Figure dataset records

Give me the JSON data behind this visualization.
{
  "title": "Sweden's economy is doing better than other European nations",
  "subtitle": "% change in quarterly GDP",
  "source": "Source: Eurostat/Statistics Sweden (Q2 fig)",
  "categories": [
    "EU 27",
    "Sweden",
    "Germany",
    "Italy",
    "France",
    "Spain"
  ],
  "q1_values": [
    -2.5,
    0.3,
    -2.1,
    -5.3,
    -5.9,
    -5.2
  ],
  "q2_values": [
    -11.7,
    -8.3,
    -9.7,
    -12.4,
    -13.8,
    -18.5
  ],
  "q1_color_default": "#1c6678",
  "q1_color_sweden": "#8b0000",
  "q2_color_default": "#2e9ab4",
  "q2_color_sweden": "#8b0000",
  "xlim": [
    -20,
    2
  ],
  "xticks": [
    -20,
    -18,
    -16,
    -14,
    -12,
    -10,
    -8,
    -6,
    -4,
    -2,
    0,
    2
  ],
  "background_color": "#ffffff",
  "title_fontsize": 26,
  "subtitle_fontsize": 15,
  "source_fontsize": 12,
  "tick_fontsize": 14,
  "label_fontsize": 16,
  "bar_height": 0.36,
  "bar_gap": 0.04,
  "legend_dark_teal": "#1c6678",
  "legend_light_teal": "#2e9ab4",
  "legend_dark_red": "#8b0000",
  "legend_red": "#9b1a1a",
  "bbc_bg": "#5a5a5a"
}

● OBJECTIVE
Each line of the material should be echoed exactly.

● EXPECTED ANSWER
Give me the JSON data behind this visualization.
{
  "title": "Sweden's economy is doing better than other European nations",
  "subtitle": "% change in quarterly GDP",
  "source": "Source: Eurostat/Statistics Sweden (Q2 fig)",
  "categories": [
    "EU 27",
    "Sweden",
    "Germany",
    "Italy",
    "France",
    "Spain"
  ],
  "q1_values": [
    -2.5,
    0.3,
    -2.1,
    -5.3,
    -5.9,
    -5.2
  ],
  "q2_values": [
    -11.7,
    -8.3,
    -9.7,
    -12.4,
    -13.8,
    -18.5
  ],
  "q1_color_default": "#1c6678",
  "q1_color_sweden": "#8b0000",
  "q2_color_default": "#2e9ab4",
  "q2_color_sweden": "#8b0000",
  "xlim": [
    -20,
    2
  ],
  "xticks": [
    -20,
    -18,
    -16,
    -14,
    -12,
    -10,
    -8,
    -6,
    -4,
    -2,
    0,
    2
  ],
  "background_color": "#ffffff",
  "title_fontsize": 26,
  "subtitle_fontsize": 15,
  "source_fontsize": 12,
  "tick_fontsize": 14,
  "label_fontsize": 16,
  "bar_height": 0.36,
  "bar_gap": 0.04,
  "legend_dark_teal": "#1c6678",
  "legend_light_teal": "#2e9ab4",
  "legend_dark_red": "#8b0000",
  "legend_red": "#9b1a1a",
  "bbc_bg": "#5a5a5a"
}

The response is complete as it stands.